Search the material for the word "color" and report each line where it turns up.

## Begin

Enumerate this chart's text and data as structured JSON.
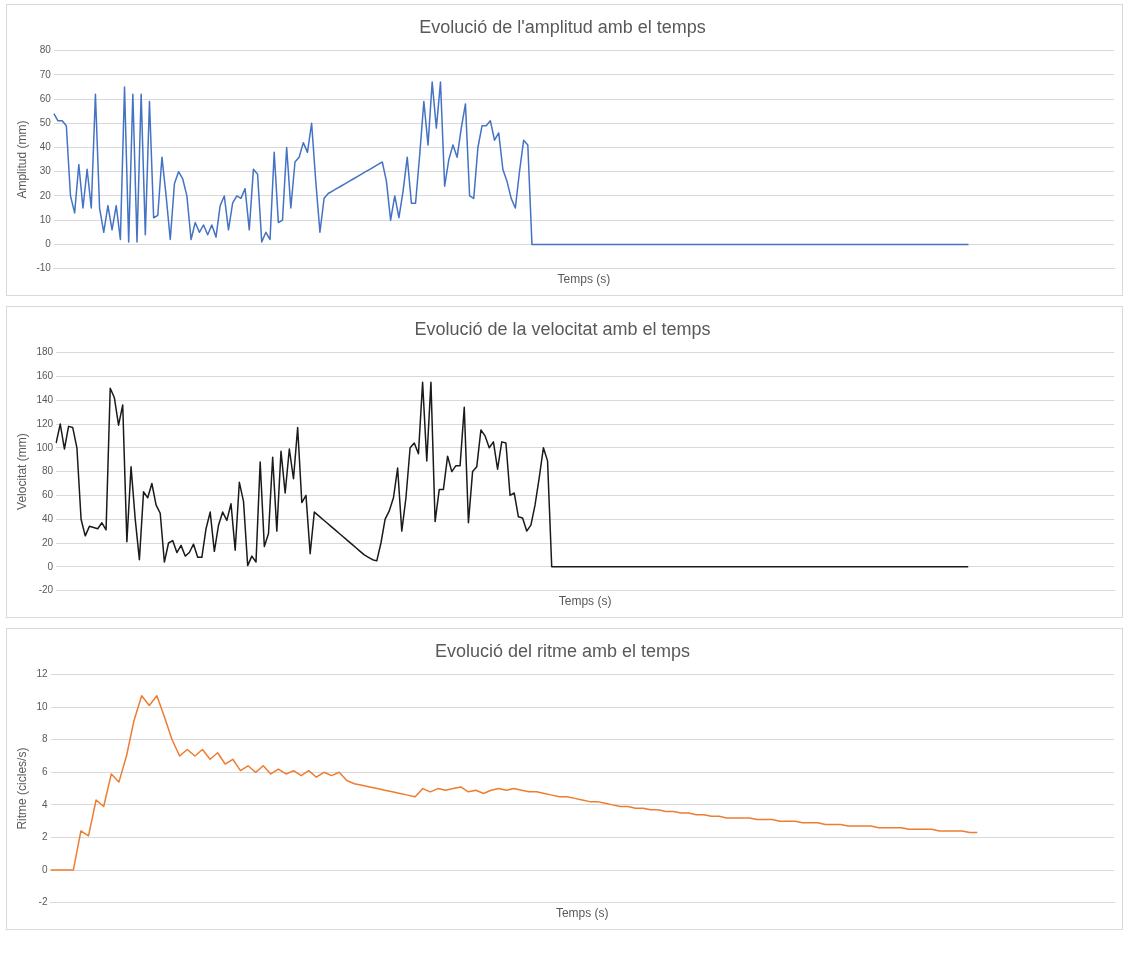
{
  "chart_data": [
    {
      "type": "line",
      "title": "Evolució de l'amplitud amb el temps",
      "xlabel": "Temps (s)",
      "ylabel": "Amplitud (mm)",
      "ylim": [
        -10,
        80
      ],
      "yticks": [
        -10,
        0,
        10,
        20,
        30,
        40,
        50,
        60,
        70,
        80
      ],
      "grid": "y",
      "tick_labels": "y",
      "categories": [
        null,
        null,
        null,
        null,
        null,
        null,
        null,
        null,
        null,
        null,
        null,
        null,
        null,
        null,
        null,
        null,
        null,
        null,
        null,
        null,
        null,
        null,
        null,
        null,
        null,
        null,
        null,
        null,
        null,
        null,
        null,
        null,
        null,
        null,
        null,
        null,
        null,
        null,
        null,
        null,
        null,
        null,
        null,
        null,
        null,
        null,
        null,
        null,
        null,
        null,
        null,
        null,
        null,
        null,
        null,
        null,
        null,
        null,
        null,
        null,
        null,
        null,
        null,
        null,
        null,
        null,
        null,
        null,
        null,
        null,
        null,
        null,
        null,
        null,
        null,
        null,
        null,
        null,
        null,
        null,
        null,
        null,
        null,
        null,
        null,
        null,
        null,
        null,
        null,
        null,
        null,
        null,
        null,
        null,
        null,
        null,
        null,
        null,
        null,
        null,
        null,
        null,
        null,
        null,
        null,
        null,
        null,
        null,
        null,
        null,
        null,
        null,
        null,
        null,
        null,
        null,
        null,
        null,
        null,
        null,
        null,
        null,
        null,
        null,
        null,
        null,
        null,
        null,
        null,
        null,
        null,
        null,
        null,
        null,
        null,
        null,
        null,
        null,
        null,
        null,
        null,
        null,
        null,
        null,
        null,
        null,
        null,
        null,
        null,
        null,
        null,
        null,
        null,
        null,
        null,
        null,
        null,
        null,
        null,
        null,
        null,
        null,
        null,
        null,
        null,
        null,
        null,
        null,
        null,
        null,
        null,
        null,
        null,
        null,
        null,
        null,
        null,
        null,
        null,
        null,
        null,
        null,
        null,
        null,
        null,
        null,
        null,
        null,
        null,
        null,
        null,
        null,
        null,
        null,
        null,
        null,
        null,
        null,
        null,
        null,
        null,
        null,
        null,
        null,
        null,
        null,
        null,
        null,
        null,
        null,
        null,
        null,
        null,
        null,
        null,
        null,
        null,
        null,
        null,
        null,
        null,
        null,
        null,
        null,
        null,
        null,
        null,
        null,
        null,
        null,
        null,
        null,
        null,
        null,
        null,
        null,
        null,
        null,
        null,
        null,
        null,
        null,
        null,
        null,
        null,
        null,
        null,
        null,
        null,
        null,
        null,
        null,
        null,
        null,
        null,
        null
      ],
      "series": [
        {
          "color": "#4472c4",
          "values": [
            54,
            51,
            51,
            49,
            20,
            13,
            33,
            15,
            31,
            15,
            62,
            15,
            5,
            16,
            6,
            16,
            2,
            65,
            1,
            62,
            1,
            62,
            4,
            59,
            11,
            12,
            36,
            20,
            2,
            25,
            30,
            27,
            20,
            2,
            9,
            5,
            8,
            4,
            8,
            3,
            16,
            20,
            6,
            17,
            20,
            19,
            23,
            6,
            31,
            29,
            1,
            5,
            2,
            38,
            9,
            10,
            40,
            15,
            34,
            36,
            42,
            38,
            50,
            26,
            5,
            19,
            21,
            22,
            23,
            24,
            25,
            26,
            27,
            28,
            29,
            30,
            31,
            32,
            33,
            34,
            26,
            10,
            20,
            11,
            22,
            36,
            17,
            17,
            37,
            59,
            41,
            67,
            48,
            67,
            24,
            35,
            41,
            36,
            48,
            58,
            20,
            19,
            40,
            49,
            49,
            51,
            43,
            46,
            31,
            26,
            19,
            15,
            30,
            43,
            41,
            0,
            0,
            0,
            0,
            0,
            0,
            0,
            0,
            0,
            0,
            0,
            0,
            0,
            0,
            0,
            0,
            0,
            0,
            0,
            0,
            0,
            0,
            0,
            0,
            0,
            0,
            0,
            0,
            0,
            0,
            0,
            0,
            0,
            0,
            0,
            0,
            0,
            0,
            0,
            0,
            0,
            0,
            0,
            0,
            0,
            0,
            0,
            0,
            0,
            0,
            0,
            0,
            0,
            0,
            0,
            0,
            0,
            0,
            0,
            0,
            0,
            0,
            0,
            0,
            0,
            0,
            0,
            0,
            0,
            0,
            0,
            0,
            0,
            0,
            0,
            0,
            0,
            0,
            0,
            0,
            0,
            0,
            0,
            0,
            0,
            0,
            0,
            0,
            0,
            0,
            0,
            0,
            0,
            0,
            0,
            0,
            0,
            0,
            0,
            0,
            0,
            0,
            0,
            0,
            0,
            0,
            null,
            null,
            null,
            null,
            null,
            null,
            null,
            null,
            null,
            null,
            null,
            null,
            null,
            null,
            null,
            null,
            null,
            null,
            null,
            null,
            null,
            null,
            null,
            null,
            null,
            null,
            null,
            null,
            null,
            null,
            null,
            null,
            null,
            null,
            null
          ]
        }
      ]
    },
    {
      "type": "line",
      "title": "Evolució de la velocitat amb el temps",
      "xlabel": "Temps (s)",
      "ylabel": "Velocitat (mm)",
      "ylim": [
        -20,
        180
      ],
      "yticks": [
        -20,
        0,
        20,
        40,
        60,
        80,
        100,
        120,
        140,
        160,
        180
      ],
      "grid": "y",
      "tick_labels": "y",
      "categories": [
        null,
        null,
        null,
        null,
        null,
        null,
        null,
        null,
        null,
        null,
        null,
        null,
        null,
        null,
        null,
        null,
        null,
        null,
        null,
        null,
        null,
        null,
        null,
        null,
        null,
        null,
        null,
        null,
        null,
        null,
        null,
        null,
        null,
        null,
        null,
        null,
        null,
        null,
        null,
        null,
        null,
        null,
        null,
        null,
        null,
        null,
        null,
        null,
        null,
        null,
        null,
        null,
        null,
        null,
        null,
        null,
        null,
        null,
        null,
        null,
        null,
        null,
        null,
        null,
        null,
        null,
        null,
        null,
        null,
        null,
        null,
        null,
        null,
        null,
        null,
        null,
        null,
        null,
        null,
        null,
        null,
        null,
        null,
        null,
        null,
        null,
        null,
        null,
        null,
        null,
        null,
        null,
        null,
        null,
        null,
        null,
        null,
        null,
        null,
        null,
        null,
        null,
        null,
        null,
        null,
        null,
        null,
        null,
        null,
        null,
        null,
        null,
        null,
        null,
        null,
        null,
        null,
        null,
        null,
        null,
        null,
        null,
        null,
        null,
        null,
        null,
        null,
        null,
        null,
        null,
        null,
        null,
        null,
        null,
        null,
        null,
        null,
        null,
        null,
        null,
        null,
        null,
        null,
        null,
        null,
        null,
        null,
        null,
        null,
        null,
        null,
        null,
        null,
        null,
        null,
        null,
        null,
        null,
        null,
        null,
        null,
        null,
        null,
        null,
        null,
        null,
        null,
        null,
        null,
        null,
        null,
        null,
        null,
        null,
        null,
        null,
        null,
        null,
        null,
        null,
        null,
        null,
        null,
        null,
        null,
        null,
        null,
        null,
        null,
        null,
        null,
        null,
        null,
        null,
        null,
        null,
        null,
        null,
        null,
        null,
        null,
        null,
        null,
        null,
        null,
        null,
        null,
        null,
        null,
        null,
        null,
        null,
        null,
        null,
        null,
        null,
        null,
        null,
        null,
        null,
        null,
        null,
        null,
        null,
        null,
        null,
        null,
        null,
        null,
        null,
        null,
        null,
        null,
        null,
        null,
        null,
        null,
        null,
        null,
        null,
        null,
        null,
        null,
        null,
        null,
        null,
        null,
        null,
        null,
        null,
        null,
        null,
        null,
        null,
        null
      ],
      "series": [
        {
          "color": "#1a1a1a",
          "values": [
            104,
            120,
            99,
            118,
            117,
            100,
            40,
            26,
            34,
            33,
            32,
            37,
            31,
            150,
            142,
            119,
            136,
            21,
            84,
            40,
            6,
            63,
            58,
            70,
            52,
            45,
            4,
            20,
            22,
            12,
            18,
            9,
            12,
            19,
            8,
            8,
            32,
            46,
            13,
            35,
            46,
            39,
            53,
            14,
            71,
            55,
            1,
            9,
            4,
            88,
            17,
            28,
            92,
            30,
            97,
            62,
            99,
            74,
            117,
            54,
            60,
            11,
            46,
            43,
            40,
            37,
            34,
            31,
            28,
            25,
            22,
            19,
            16,
            13,
            10,
            8,
            6,
            5,
            20,
            40,
            47,
            58,
            83,
            30,
            58,
            100,
            104,
            95,
            155,
            89,
            155,
            38,
            65,
            65,
            93,
            80,
            85,
            85,
            134,
            37,
            80,
            84,
            115,
            110,
            100,
            105,
            82,
            105,
            104,
            60,
            62,
            42,
            41,
            30,
            35,
            52,
            75,
            100,
            89,
            0,
            0,
            0,
            0,
            0,
            0,
            0,
            0,
            0,
            0,
            0,
            0,
            0,
            0,
            0,
            0,
            0,
            0,
            0,
            0,
            0,
            0,
            0,
            0,
            0,
            0,
            0,
            0,
            0,
            0,
            0,
            0,
            0,
            0,
            0,
            0,
            0,
            0,
            0,
            0,
            0,
            0,
            0,
            0,
            0,
            0,
            0,
            0,
            0,
            0,
            0,
            0,
            0,
            0,
            0,
            0,
            0,
            0,
            0,
            0,
            0,
            0,
            0,
            0,
            0,
            0,
            0,
            0,
            0,
            0,
            0,
            0,
            0,
            0,
            0,
            0,
            0,
            0,
            0,
            0,
            0,
            0,
            0,
            0,
            0,
            0,
            0,
            0,
            0,
            0,
            0,
            0,
            0,
            0,
            0,
            0,
            0,
            0,
            0,
            0,
            0,
            null,
            null,
            null,
            null,
            null,
            null,
            null,
            null,
            null,
            null,
            null,
            null,
            null,
            null,
            null,
            null,
            null,
            null,
            null,
            null,
            null,
            null,
            null,
            null,
            null,
            null,
            null,
            null,
            null,
            null,
            null,
            null,
            null,
            null,
            null
          ]
        }
      ]
    },
    {
      "type": "line",
      "title": "Evolució del ritme amb el temps",
      "xlabel": "Temps (s)",
      "ylabel": "Ritme (cicles/s)",
      "ylim": [
        -2,
        12
      ],
      "yticks": [
        -2,
        0,
        2,
        4,
        6,
        8,
        10,
        12
      ],
      "grid": "y",
      "tick_labels": "y",
      "categories": [
        null,
        null,
        null,
        null,
        null,
        null,
        null,
        null,
        null,
        null,
        null,
        null,
        null,
        null,
        null,
        null,
        null,
        null,
        null,
        null,
        null,
        null,
        null,
        null,
        null,
        null,
        null,
        null,
        null,
        null,
        null,
        null,
        null,
        null,
        null,
        null,
        null,
        null,
        null,
        null,
        null,
        null,
        null,
        null,
        null,
        null,
        null,
        null,
        null,
        null,
        null,
        null,
        null,
        null,
        null,
        null,
        null,
        null,
        null,
        null,
        null,
        null,
        null,
        null,
        null,
        null,
        null,
        null,
        null,
        null,
        null,
        null,
        null,
        null,
        null,
        null,
        null,
        null,
        null,
        null,
        null,
        null,
        null,
        null,
        null,
        null,
        null,
        null,
        null,
        null,
        null,
        null,
        null,
        null,
        null,
        null,
        null,
        null,
        null,
        null,
        null,
        null,
        null,
        null,
        null,
        null,
        null,
        null,
        null,
        null,
        null,
        null,
        null,
        null,
        null,
        null,
        null,
        null,
        null,
        null,
        null,
        null,
        null,
        null,
        null,
        null,
        null,
        null,
        null,
        null,
        null,
        null,
        null,
        null,
        null,
        null,
        null,
        null,
        null,
        null,
        null
      ],
      "series": [
        {
          "color": "#ed7d31",
          "values": [
            0,
            0,
            0,
            0,
            2.4,
            2.1,
            4.3,
            3.9,
            5.9,
            5.4,
            7,
            9.2,
            10.7,
            10.1,
            10.7,
            9.4,
            8,
            7,
            7.4,
            7,
            7.4,
            6.8,
            7.2,
            6.5,
            6.8,
            6.1,
            6.4,
            6.0,
            6.4,
            5.9,
            6.2,
            5.9,
            6.1,
            5.8,
            6.1,
            5.7,
            6.0,
            5.8,
            6.0,
            5.5,
            5.3,
            5.2,
            5.1,
            5.0,
            4.9,
            4.8,
            4.7,
            4.6,
            4.5,
            5.0,
            4.8,
            5.0,
            4.9,
            5.0,
            5.1,
            4.8,
            4.9,
            4.7,
            4.9,
            5.0,
            4.9,
            5.0,
            4.9,
            4.8,
            4.8,
            4.7,
            4.6,
            4.5,
            4.5,
            4.4,
            4.3,
            4.2,
            4.2,
            4.1,
            4.0,
            3.9,
            3.9,
            3.8,
            3.8,
            3.7,
            3.7,
            3.6,
            3.6,
            3.5,
            3.5,
            3.4,
            3.4,
            3.3,
            3.3,
            3.2,
            3.2,
            3.2,
            3.2,
            3.1,
            3.1,
            3.1,
            3.0,
            3.0,
            3.0,
            2.9,
            2.9,
            2.9,
            2.8,
            2.8,
            2.8,
            2.7,
            2.7,
            2.7,
            2.7,
            2.6,
            2.6,
            2.6,
            2.6,
            2.5,
            2.5,
            2.5,
            2.5,
            2.4,
            2.4,
            2.4,
            2.4,
            2.3,
            2.3,
            null,
            null,
            null,
            null,
            null,
            null,
            null,
            null,
            null,
            null,
            null,
            null,
            null,
            null,
            null,
            null,
            null,
            null
          ]
        }
      ]
    }
  ]
}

## End

OUTPUT FOR THIS EXERCISE
          "color": "#4472c4",
          "color": "#1a1a1a",
          "color": "#ed7d31",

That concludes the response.